**PROBLEM TO SOLVE**
Your job is to restate each entry word for word.

(Stored entries)
[Start]
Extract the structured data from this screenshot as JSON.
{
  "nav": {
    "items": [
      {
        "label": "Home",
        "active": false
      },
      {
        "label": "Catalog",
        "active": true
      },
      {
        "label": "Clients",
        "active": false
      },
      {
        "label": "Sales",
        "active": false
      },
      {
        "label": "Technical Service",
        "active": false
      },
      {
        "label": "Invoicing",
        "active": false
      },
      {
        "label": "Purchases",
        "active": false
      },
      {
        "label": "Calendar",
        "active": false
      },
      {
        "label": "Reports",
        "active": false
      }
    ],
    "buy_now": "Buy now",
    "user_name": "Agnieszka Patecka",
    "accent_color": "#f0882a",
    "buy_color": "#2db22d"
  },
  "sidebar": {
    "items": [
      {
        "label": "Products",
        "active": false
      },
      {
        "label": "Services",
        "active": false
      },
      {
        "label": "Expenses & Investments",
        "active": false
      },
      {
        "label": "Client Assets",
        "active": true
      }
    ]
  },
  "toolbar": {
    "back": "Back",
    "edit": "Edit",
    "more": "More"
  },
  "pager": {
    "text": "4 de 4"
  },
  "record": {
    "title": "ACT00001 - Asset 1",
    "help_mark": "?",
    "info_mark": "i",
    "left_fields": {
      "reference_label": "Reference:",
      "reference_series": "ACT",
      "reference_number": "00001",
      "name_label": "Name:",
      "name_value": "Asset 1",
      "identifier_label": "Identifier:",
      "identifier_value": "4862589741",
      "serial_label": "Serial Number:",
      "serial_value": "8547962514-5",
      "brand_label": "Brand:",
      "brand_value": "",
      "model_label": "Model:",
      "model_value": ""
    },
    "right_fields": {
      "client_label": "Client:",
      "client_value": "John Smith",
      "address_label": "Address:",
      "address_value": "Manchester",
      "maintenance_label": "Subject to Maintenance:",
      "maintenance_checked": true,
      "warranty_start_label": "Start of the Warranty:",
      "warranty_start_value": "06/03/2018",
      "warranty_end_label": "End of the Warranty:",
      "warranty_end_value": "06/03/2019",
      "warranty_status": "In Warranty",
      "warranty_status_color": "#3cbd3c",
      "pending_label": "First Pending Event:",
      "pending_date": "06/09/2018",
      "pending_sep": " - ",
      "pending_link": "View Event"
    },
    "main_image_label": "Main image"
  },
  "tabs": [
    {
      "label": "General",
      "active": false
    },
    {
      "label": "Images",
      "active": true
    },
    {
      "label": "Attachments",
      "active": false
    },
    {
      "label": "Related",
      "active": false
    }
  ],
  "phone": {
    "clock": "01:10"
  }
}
[End]
**EXPECTED ANSWER**
Extract the structured data from this screenshot as JSON.
{
  "nav": {
    "items": [
      {
        "label": "Home",
        "active": false
      },
      {
        "label": "Catalog",
        "active": true
      },
      {
        "label": "Clients",
        "active": false
      },
      {
        "label": "Sales",
        "active": false
      },
      {
        "label": "Technical Service",
        "active": false
      },
      {
        "label": "Invoicing",
        "active": false
      },
      {
        "label": "Purchases",
        "active": false
      },
      {
        "label": "Calendar",
        "active": false
      },
      {
        "label": "Reports",
        "active": false
      }
    ],
    "buy_now": "Buy now",
    "user_name": "Agnieszka Patecka",
    "accent_color": "#f0882a",
    "buy_color": "#2db22d"
  },
  "sidebar": {
    "items": [
      {
        "label": "Products",
        "active": false
      },
      {
        "label": "Services",
        "active": false
      },
      {
        "label": "Expenses & Investments",
        "active": false
      },
      {
        "label": "Client Assets",
        "active": true
      }
    ]
  },
  "toolbar": {
    "back": "Back",
    "edit": "Edit",
    "more": "More"
  },
  "pager": {
    "text": "4 de 4"
  },
  "record": {
    "title": "ACT00001 - Asset 1",
    "help_mark": "?",
    "info_mark": "i",
    "left_fields": {
      "reference_label": "Reference:",
      "reference_series": "ACT",
      "reference_number": "00001",
      "name_label": "Name:",
      "name_value": "Asset 1",
      "identifier_label": "Identifier:",
      "identifier_value": "4862589741",
      "serial_label": "Serial Number:",
      "serial_value": "8547962514-5",
      "brand_label": "Brand:",
      "brand_value": "",
      "model_label": "Model:",
      "model_value": ""
    },
    "right_fields": {
      "client_label": "Client:",
      "client_value": "John Smith",
      "address_label": "Address:",
      "address_value": "Manchester",
      "maintenance_label": "Subject to Maintenance:",
      "maintenance_checked": true,
      "warranty_start_label": "Start of the Warranty:",
      "warranty_start_value": "06/03/2018",
      "warranty_end_label": "End of the Warranty:",
      "warranty_end_value": "06/03/2019",
      "warranty_status": "In Warranty",
      "warranty_status_color": "#3cbd3c",
      "pending_label": "First Pending Event:",
      "pending_date": "06/09/2018",
      "pending_sep": " - ",
      "pending_link": "View Event"
    },
    "main_image_label": "Main image"
  },
  "tabs": [
    {
      "label": "General",
      "active": false
    },
    {
      "label": "Images",
      "active": true
    },
    {
      "label": "Attachments",
      "active": false
    },
    {
      "label": "Related",
      "active": false
    }
  ],
  "phone": {
    "clock": "01:10"
  }
}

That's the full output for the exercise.